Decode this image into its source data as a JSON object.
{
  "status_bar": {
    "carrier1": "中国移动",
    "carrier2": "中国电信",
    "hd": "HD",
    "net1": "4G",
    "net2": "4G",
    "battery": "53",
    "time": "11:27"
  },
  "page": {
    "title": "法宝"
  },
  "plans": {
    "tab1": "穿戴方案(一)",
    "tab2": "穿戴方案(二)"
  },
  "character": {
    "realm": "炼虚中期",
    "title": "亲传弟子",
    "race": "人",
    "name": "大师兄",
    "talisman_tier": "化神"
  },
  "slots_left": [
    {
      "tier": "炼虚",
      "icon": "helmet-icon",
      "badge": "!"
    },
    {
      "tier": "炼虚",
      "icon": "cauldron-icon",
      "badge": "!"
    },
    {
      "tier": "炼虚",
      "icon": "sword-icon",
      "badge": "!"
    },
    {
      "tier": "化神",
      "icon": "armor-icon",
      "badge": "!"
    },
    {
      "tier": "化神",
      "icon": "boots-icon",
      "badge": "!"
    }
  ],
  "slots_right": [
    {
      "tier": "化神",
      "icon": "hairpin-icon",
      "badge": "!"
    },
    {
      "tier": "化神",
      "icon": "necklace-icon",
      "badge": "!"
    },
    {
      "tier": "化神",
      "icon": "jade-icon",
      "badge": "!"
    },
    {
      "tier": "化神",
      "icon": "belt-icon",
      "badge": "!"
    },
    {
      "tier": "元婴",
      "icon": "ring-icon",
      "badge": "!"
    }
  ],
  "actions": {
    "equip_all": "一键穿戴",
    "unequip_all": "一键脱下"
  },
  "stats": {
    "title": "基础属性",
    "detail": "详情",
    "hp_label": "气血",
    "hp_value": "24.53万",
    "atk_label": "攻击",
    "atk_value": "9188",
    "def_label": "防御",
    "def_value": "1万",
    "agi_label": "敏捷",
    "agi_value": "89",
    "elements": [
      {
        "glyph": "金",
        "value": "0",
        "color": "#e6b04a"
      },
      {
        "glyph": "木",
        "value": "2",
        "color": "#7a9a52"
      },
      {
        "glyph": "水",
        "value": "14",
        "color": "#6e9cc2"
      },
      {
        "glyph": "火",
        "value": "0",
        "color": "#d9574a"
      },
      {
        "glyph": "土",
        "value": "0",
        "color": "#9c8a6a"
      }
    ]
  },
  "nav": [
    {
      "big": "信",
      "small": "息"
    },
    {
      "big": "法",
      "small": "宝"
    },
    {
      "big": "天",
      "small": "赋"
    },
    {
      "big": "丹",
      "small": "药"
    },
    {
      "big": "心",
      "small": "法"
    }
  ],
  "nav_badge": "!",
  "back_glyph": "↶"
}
—————
:: Problem statement ::
Reproduce the material precisely, including every line.

:: Written solution ::
Decode this image into its source data as a JSON object.
{
  "status_bar": {
    "carrier1": "中国移动",
    "carrier2": "中国电信",
    "hd": "HD",
    "net1": "4G",
    "net2": "4G",
    "battery": "53",
    "time": "11:27"
  },
  "page": {
    "title": "法宝"
  },
  "plans": {
    "tab1": "穿戴方案(一)",
    "tab2": "穿戴方案(二)"
  },
  "character": {
    "realm": "炼虚中期",
    "title": "亲传弟子",
    "race": "人",
    "name": "大师兄",
    "talisman_tier": "化神"
  },
  "slots_left": [
    {
      "tier": "炼虚",
      "icon": "helmet-icon",
      "badge": "!"
    },
    {
      "tier": "炼虚",
      "icon": "cauldron-icon",
      "badge": "!"
    },
    {
      "tier": "炼虚",
      "icon": "sword-icon",
      "badge": "!"
    },
    {
      "tier": "化神",
      "icon": "armor-icon",
      "badge": "!"
    },
    {
      "tier": "化神",
      "icon": "boots-icon",
      "badge": "!"
    }
  ],
  "slots_right": [
    {
      "tier": "化神",
      "icon": "hairpin-icon",
      "badge": "!"
    },
    {
      "tier": "化神",
      "icon": "necklace-icon",
      "badge": "!"
    },
    {
      "tier": "化神",
      "icon": "jade-icon",
      "badge": "!"
    },
    {
      "tier": "化神",
      "icon": "belt-icon",
      "badge": "!"
    },
    {
      "tier": "元婴",
      "icon": "ring-icon",
      "badge": "!"
    }
  ],
  "actions": {
    "equip_all": "一键穿戴",
    "unequip_all": "一键脱下"
  },
  "stats": {
    "title": "基础属性",
    "detail": "详情",
    "hp_label": "气血",
    "hp_value": "24.53万",
    "atk_label": "攻击",
    "atk_value": "9188",
    "def_label": "防御",
    "def_value": "1万",
    "agi_label": "敏捷",
    "agi_value": "89",
    "elements": [
      {
        "glyph": "金",
        "value": "0",
        "color": "#e6b04a"
      },
      {
        "glyph": "木",
        "value": "2",
        "color": "#7a9a52"
      },
      {
        "glyph": "水",
        "value": "14",
        "color": "#6e9cc2"
      },
      {
        "glyph": "火",
        "value": "0",
        "color": "#d9574a"
      },
      {
        "glyph": "土",
        "value": "0",
        "color": "#9c8a6a"
      }
    ]
  },
  "nav": [
    {
      "big": "信",
      "small": "息"
    },
    {
      "big": "法",
      "small": "宝"
    },
    {
      "big": "天",
      "small": "赋"
    },
    {
      "big": "丹",
      "small": "药"
    },
    {
      "big": "心",
      "small": "法"
    }
  ],
  "nav_badge": "!",
  "back_glyph": "↶"
}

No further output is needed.